Supplied data:
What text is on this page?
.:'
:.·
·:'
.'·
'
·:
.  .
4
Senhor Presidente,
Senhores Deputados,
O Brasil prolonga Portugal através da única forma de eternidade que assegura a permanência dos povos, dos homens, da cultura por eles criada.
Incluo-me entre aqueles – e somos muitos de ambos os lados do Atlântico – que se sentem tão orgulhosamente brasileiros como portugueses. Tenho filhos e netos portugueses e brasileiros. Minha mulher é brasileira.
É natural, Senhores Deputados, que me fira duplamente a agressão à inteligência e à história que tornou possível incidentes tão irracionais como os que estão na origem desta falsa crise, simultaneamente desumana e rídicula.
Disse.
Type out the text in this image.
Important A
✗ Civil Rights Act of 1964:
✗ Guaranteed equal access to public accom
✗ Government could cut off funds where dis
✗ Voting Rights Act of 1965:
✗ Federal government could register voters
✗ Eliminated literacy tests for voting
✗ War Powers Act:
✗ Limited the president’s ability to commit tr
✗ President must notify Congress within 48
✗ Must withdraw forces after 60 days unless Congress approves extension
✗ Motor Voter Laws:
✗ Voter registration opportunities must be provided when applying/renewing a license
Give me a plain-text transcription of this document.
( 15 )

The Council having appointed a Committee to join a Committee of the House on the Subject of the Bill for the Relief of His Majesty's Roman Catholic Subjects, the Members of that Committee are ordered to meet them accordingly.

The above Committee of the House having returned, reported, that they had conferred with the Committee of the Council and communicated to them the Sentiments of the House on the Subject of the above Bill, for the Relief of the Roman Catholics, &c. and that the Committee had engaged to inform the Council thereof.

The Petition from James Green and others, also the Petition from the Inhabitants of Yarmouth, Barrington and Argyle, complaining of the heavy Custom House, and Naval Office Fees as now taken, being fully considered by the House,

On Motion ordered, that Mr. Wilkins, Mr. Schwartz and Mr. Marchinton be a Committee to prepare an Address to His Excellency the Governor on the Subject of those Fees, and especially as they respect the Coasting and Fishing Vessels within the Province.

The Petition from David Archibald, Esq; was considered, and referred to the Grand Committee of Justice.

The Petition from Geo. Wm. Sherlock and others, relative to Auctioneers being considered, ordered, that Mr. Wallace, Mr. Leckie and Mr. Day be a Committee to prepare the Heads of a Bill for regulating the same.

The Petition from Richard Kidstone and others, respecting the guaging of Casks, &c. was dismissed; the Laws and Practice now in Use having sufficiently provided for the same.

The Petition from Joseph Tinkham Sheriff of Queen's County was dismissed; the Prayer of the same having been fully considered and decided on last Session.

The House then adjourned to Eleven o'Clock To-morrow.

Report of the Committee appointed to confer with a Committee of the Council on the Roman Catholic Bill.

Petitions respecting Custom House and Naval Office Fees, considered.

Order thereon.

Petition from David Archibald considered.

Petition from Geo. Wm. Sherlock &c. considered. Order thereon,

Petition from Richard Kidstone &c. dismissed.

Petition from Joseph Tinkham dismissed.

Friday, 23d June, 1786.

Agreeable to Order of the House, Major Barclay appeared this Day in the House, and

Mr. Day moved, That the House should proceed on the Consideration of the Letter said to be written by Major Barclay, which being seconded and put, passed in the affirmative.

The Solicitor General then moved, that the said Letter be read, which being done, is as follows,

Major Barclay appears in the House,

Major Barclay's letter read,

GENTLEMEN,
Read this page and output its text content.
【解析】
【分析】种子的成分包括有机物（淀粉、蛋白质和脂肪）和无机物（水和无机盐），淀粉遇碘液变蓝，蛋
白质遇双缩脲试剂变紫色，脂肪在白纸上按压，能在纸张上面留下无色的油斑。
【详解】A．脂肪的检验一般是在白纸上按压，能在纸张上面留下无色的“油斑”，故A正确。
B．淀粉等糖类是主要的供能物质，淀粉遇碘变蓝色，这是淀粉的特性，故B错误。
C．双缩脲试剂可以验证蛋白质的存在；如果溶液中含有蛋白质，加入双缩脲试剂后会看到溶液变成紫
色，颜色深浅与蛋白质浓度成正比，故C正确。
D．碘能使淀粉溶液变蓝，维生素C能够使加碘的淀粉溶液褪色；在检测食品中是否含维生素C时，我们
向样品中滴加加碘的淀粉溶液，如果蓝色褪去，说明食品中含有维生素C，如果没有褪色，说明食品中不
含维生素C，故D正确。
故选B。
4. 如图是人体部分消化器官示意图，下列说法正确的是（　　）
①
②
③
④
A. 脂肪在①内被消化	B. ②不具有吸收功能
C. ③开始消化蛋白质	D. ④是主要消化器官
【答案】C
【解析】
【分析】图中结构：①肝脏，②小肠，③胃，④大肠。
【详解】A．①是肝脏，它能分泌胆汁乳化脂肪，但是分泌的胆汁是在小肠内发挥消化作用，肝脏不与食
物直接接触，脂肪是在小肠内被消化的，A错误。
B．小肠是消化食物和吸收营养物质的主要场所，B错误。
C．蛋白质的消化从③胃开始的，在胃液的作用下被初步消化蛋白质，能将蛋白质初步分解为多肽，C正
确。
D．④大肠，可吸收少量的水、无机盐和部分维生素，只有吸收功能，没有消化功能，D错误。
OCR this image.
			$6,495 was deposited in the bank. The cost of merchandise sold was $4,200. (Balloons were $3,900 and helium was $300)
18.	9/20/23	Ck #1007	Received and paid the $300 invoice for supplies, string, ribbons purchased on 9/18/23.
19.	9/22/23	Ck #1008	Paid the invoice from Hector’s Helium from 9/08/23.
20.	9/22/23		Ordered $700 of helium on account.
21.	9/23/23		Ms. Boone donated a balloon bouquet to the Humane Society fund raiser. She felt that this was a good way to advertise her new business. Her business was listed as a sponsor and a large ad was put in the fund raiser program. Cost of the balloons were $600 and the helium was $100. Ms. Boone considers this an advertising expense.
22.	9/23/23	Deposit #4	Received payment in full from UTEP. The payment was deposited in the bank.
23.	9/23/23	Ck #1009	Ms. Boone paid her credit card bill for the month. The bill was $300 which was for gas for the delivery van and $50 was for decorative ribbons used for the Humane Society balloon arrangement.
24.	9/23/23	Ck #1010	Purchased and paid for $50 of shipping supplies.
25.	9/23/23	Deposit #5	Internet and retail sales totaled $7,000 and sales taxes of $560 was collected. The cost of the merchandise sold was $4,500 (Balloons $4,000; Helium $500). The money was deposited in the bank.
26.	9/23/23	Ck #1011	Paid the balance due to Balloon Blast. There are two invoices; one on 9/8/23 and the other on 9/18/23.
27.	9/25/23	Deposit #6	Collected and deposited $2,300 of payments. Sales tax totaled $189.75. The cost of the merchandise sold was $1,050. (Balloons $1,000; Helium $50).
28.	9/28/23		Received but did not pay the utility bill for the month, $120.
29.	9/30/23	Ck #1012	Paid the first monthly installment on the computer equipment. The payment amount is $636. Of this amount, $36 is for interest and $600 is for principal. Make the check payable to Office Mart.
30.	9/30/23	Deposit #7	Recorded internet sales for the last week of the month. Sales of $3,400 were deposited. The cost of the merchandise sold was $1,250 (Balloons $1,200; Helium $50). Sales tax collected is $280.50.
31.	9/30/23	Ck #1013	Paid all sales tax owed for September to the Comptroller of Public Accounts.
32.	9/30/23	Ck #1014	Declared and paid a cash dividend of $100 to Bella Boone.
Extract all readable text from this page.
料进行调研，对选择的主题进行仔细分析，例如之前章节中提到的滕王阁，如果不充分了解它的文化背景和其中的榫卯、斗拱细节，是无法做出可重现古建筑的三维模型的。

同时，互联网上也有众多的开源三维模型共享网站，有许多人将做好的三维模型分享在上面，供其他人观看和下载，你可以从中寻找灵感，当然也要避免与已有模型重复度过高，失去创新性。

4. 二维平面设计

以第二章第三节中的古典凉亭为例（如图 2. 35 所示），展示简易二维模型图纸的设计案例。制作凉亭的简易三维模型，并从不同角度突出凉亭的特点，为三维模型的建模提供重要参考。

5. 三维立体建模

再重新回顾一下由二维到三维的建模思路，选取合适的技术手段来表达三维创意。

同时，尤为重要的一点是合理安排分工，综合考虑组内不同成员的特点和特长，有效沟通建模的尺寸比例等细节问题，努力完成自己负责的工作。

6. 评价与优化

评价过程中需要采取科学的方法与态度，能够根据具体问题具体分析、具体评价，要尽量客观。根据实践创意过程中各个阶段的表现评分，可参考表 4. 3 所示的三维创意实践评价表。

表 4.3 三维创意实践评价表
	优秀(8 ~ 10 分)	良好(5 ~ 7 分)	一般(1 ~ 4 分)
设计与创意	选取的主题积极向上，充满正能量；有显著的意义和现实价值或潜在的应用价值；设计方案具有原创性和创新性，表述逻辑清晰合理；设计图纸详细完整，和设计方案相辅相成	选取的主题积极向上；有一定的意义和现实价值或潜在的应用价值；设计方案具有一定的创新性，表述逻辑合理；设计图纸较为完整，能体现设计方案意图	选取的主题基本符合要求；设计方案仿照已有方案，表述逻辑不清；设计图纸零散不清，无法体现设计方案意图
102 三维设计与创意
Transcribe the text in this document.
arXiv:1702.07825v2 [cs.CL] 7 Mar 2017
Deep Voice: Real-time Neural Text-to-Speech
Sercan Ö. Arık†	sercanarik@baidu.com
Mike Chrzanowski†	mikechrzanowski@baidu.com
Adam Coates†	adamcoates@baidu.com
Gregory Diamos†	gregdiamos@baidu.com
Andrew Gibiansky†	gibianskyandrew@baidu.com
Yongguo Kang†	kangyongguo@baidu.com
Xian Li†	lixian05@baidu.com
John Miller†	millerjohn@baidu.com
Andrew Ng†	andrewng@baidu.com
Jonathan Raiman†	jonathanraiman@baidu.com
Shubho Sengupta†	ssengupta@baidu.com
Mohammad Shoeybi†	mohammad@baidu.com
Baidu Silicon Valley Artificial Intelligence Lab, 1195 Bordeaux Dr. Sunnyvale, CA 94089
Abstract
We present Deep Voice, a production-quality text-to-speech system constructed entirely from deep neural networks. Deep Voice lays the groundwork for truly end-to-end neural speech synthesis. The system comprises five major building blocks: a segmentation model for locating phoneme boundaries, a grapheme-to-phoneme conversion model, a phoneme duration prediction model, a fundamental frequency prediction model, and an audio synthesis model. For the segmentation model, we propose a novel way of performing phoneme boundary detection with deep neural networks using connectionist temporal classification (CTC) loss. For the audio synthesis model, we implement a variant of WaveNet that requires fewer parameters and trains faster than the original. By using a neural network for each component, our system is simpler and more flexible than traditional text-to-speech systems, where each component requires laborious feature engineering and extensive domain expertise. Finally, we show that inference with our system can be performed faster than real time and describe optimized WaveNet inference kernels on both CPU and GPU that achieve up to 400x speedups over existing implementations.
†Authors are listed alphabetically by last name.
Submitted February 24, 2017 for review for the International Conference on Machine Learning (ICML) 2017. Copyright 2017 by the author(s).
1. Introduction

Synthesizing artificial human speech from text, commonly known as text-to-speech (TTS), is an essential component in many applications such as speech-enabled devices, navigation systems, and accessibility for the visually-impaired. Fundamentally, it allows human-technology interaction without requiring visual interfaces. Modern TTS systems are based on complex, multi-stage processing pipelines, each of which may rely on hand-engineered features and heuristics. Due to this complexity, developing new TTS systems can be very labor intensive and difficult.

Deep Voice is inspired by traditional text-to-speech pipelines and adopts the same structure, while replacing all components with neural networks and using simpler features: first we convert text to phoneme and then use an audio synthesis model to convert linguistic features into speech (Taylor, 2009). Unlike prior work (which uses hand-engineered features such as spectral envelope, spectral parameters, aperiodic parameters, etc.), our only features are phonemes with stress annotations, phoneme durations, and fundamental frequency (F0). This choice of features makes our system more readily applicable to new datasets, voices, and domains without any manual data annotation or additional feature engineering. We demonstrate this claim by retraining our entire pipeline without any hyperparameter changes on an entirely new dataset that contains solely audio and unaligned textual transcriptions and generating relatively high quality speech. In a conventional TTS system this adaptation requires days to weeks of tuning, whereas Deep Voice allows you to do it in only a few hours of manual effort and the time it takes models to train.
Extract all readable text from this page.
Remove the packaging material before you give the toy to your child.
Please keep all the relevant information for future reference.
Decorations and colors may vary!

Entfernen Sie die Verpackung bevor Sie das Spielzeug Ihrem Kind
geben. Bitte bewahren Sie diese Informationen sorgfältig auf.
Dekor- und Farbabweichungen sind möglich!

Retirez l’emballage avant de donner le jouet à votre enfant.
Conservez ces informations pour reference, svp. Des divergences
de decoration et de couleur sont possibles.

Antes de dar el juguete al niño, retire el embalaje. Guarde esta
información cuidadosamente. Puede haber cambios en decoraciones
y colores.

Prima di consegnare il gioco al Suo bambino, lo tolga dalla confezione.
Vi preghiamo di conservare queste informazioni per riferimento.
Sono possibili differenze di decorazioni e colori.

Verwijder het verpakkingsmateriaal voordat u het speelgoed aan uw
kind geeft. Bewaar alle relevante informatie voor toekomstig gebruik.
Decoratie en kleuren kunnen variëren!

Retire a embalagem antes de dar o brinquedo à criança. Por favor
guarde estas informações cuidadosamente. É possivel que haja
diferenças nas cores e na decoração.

Given request: Where a line contains "Received", copy that line.

Full solution:
18.	9/20/23	Ck #1007	Received and paid the $300 invoice for supplies, string, ribbons purchased on 9/18/23.
22.	9/23/23	Deposit #4	Received payment in full from UTEP. The payment was deposited in the bank.
28.	9/28/23		Received but did not pay the utility bill for the month, $120.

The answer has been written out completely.